> **SHORT EXERCISE**: Only the number is wanted: how many lines of these entries contain the word "this"?

[Records that describe figures]
···

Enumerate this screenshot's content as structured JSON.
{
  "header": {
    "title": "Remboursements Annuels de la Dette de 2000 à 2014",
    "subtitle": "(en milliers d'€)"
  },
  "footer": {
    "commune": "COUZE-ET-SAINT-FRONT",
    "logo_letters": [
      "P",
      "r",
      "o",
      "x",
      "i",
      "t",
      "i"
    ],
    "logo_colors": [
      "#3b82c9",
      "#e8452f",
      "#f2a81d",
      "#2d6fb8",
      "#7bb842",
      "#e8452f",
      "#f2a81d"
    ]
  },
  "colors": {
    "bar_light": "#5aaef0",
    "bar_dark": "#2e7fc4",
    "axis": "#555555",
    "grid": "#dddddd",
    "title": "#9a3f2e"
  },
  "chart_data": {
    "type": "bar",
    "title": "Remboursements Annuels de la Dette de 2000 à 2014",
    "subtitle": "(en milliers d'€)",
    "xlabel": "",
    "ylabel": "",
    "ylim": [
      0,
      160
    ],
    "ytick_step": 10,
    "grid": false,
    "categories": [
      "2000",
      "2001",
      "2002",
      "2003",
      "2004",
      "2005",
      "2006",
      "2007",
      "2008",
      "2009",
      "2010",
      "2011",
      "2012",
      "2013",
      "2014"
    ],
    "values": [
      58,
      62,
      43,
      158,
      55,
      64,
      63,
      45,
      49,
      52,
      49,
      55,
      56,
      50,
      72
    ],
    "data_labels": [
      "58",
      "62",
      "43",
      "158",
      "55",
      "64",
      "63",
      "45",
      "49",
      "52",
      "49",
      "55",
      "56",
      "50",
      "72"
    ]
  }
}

···

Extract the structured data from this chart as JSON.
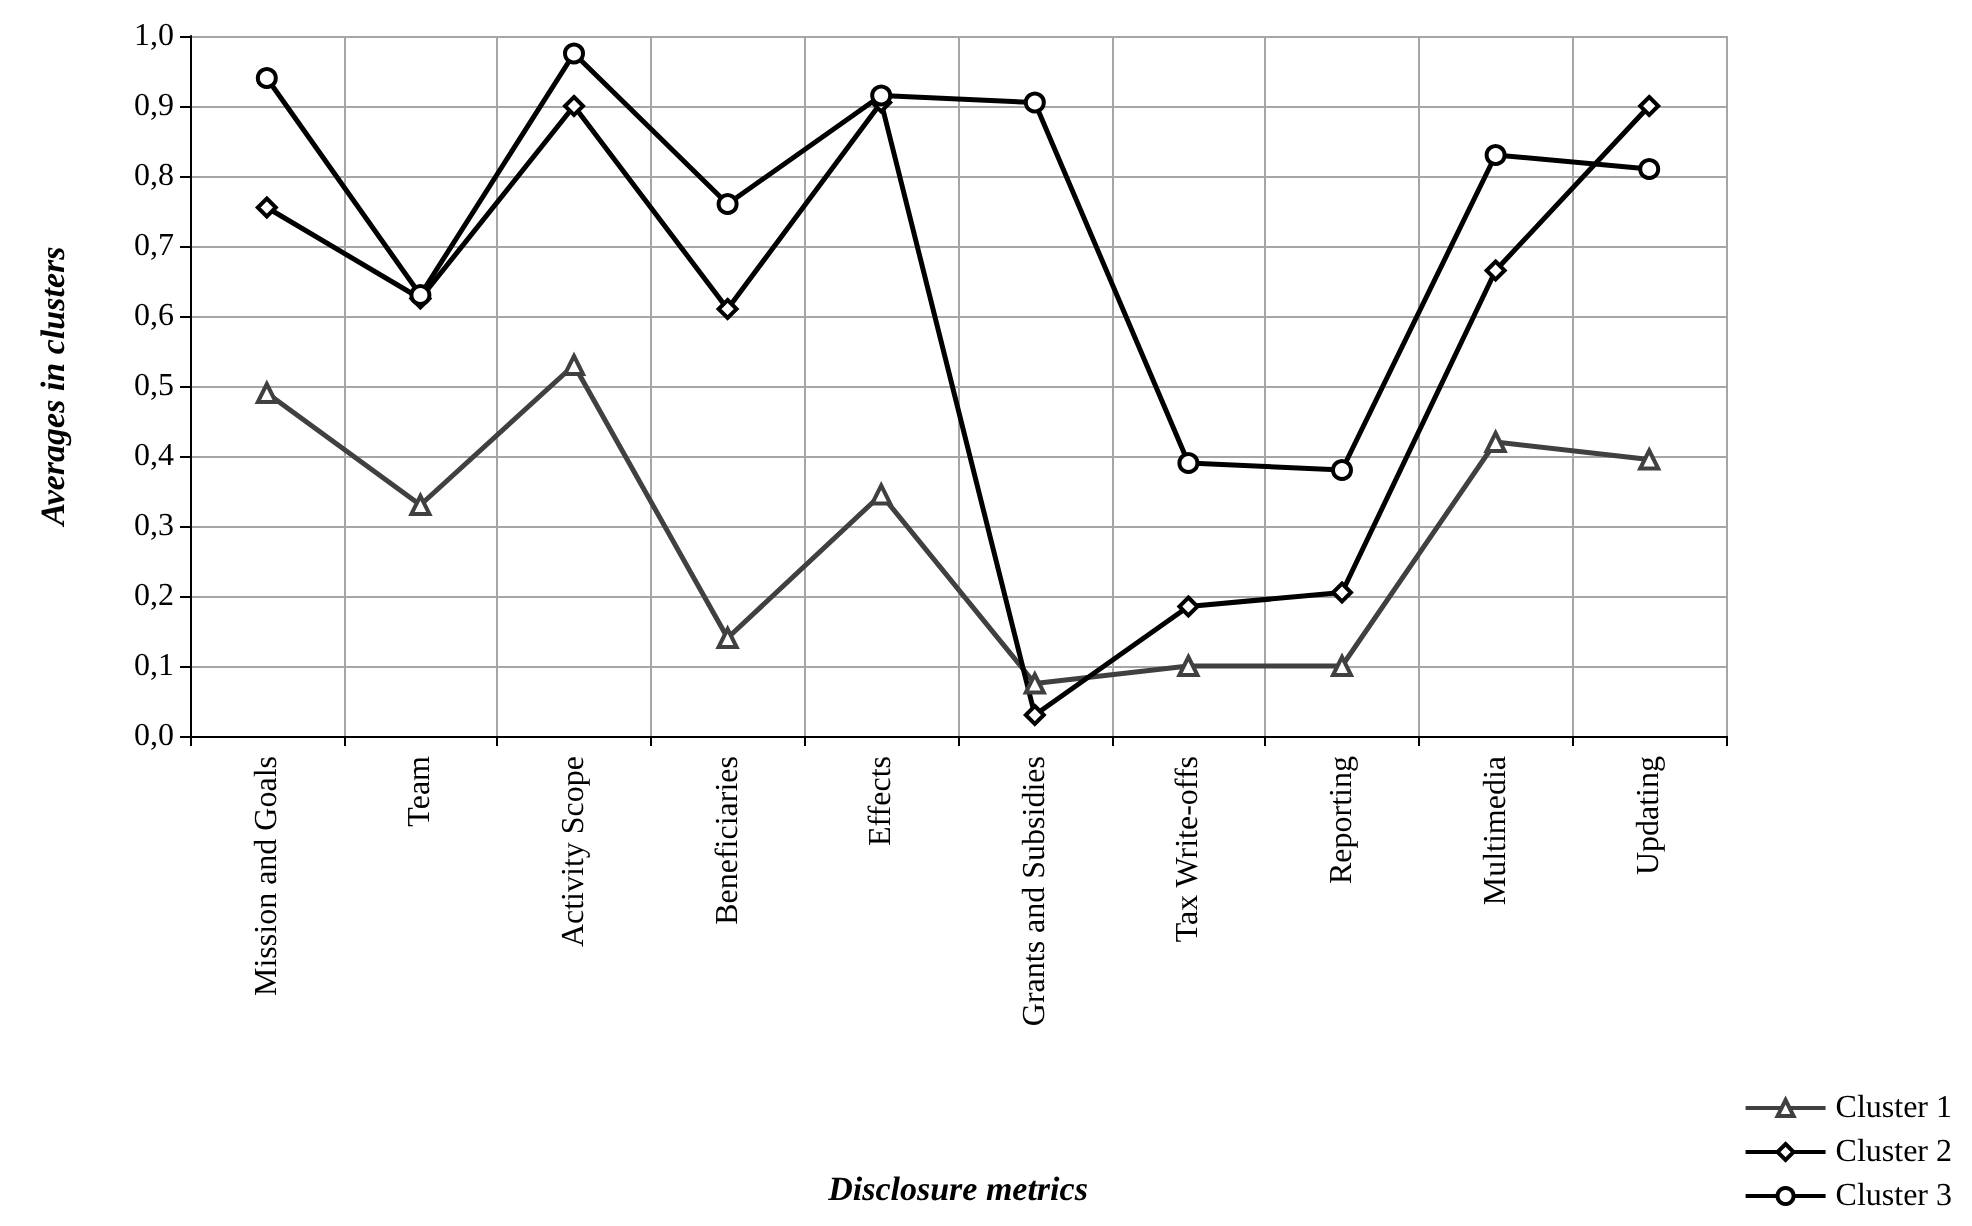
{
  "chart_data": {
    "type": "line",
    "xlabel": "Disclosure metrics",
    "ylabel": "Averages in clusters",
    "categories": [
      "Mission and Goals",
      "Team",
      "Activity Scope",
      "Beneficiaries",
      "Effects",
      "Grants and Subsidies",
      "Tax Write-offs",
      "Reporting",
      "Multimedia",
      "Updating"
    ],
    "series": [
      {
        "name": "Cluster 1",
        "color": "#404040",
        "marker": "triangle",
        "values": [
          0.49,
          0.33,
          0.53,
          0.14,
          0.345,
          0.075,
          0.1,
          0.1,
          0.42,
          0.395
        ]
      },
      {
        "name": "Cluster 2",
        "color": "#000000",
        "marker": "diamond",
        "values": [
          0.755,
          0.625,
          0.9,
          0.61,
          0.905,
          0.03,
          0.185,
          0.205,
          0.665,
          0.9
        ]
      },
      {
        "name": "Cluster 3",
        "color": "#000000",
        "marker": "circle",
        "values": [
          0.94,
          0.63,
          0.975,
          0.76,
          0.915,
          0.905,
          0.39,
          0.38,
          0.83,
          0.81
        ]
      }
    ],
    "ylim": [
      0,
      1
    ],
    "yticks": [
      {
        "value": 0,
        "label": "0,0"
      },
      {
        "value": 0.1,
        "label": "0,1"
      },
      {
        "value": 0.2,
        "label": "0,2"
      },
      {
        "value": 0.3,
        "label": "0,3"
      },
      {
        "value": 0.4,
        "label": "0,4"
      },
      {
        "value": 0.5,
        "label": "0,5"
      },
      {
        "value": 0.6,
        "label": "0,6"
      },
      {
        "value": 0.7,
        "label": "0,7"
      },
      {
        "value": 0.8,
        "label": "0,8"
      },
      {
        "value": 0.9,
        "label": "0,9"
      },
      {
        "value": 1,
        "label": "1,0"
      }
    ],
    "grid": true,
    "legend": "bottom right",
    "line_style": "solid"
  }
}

···

> **PROBLEM SOLUTION**: 2